>> START

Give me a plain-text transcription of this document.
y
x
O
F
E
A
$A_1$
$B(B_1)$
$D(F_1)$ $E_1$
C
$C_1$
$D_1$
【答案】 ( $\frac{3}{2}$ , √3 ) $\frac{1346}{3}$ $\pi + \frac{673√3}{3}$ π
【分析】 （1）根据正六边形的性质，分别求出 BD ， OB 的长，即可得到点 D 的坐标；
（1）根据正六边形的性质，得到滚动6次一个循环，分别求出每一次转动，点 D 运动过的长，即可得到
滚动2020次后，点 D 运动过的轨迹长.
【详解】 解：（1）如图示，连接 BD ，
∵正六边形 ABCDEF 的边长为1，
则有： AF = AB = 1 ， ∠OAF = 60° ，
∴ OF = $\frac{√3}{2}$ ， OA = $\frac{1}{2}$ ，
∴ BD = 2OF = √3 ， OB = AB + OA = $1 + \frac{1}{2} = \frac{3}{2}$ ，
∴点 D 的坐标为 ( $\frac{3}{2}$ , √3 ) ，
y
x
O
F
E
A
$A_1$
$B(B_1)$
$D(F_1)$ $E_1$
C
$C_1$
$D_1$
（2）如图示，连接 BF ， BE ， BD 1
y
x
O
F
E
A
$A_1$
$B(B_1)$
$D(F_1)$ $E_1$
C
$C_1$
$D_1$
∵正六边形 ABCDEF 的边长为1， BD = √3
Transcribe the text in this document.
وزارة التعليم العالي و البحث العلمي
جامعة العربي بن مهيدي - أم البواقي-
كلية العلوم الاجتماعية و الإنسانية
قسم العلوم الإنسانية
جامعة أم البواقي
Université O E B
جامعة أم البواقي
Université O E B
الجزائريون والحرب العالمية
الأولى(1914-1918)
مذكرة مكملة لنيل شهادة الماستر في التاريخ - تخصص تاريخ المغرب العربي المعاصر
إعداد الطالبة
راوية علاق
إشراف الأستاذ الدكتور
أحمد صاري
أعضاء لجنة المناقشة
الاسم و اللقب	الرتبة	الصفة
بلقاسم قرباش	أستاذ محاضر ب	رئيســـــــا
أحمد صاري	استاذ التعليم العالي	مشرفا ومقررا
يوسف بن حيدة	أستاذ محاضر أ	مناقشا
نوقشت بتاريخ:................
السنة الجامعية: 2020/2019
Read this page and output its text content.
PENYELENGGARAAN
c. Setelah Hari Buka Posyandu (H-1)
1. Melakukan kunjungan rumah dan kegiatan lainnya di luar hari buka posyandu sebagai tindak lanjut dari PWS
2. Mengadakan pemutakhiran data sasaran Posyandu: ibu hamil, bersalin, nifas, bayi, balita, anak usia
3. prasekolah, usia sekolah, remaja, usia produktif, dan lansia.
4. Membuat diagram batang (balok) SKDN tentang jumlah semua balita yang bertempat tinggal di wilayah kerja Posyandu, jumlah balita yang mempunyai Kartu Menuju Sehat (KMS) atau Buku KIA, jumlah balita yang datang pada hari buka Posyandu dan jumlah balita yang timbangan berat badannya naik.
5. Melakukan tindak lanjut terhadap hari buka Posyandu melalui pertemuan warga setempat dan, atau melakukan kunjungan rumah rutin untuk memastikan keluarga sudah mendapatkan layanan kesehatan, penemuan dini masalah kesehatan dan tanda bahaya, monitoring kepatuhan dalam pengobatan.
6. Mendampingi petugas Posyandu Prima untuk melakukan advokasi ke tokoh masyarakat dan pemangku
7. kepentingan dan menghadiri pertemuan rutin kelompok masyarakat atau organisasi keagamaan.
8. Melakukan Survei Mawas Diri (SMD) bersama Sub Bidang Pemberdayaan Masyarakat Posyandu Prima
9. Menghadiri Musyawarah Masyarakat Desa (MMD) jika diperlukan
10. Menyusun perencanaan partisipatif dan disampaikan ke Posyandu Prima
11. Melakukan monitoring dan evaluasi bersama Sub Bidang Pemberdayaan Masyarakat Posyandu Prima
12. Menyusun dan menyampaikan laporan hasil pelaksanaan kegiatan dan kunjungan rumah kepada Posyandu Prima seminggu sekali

>> END

## Task details
Locate the word "pertemuan" in the entries, and copy every line where it is found.

## Output of the task
5. Melakukan tindak lanjut terhadap hari buka Posyandu melalui pertemuan warga setempat dan, atau melakukan kunjungan rumah rutin untuk memastikan keluarga sudah mendapatkan layanan kesehatan, penemuan dini masalah kesehatan dan tanda bahaya, monitoring kepatuhan dalam pengobatan.
7. kepentingan dan menghadiri pertemuan rutin kelompok masyarakat atau organisasi keagamaan.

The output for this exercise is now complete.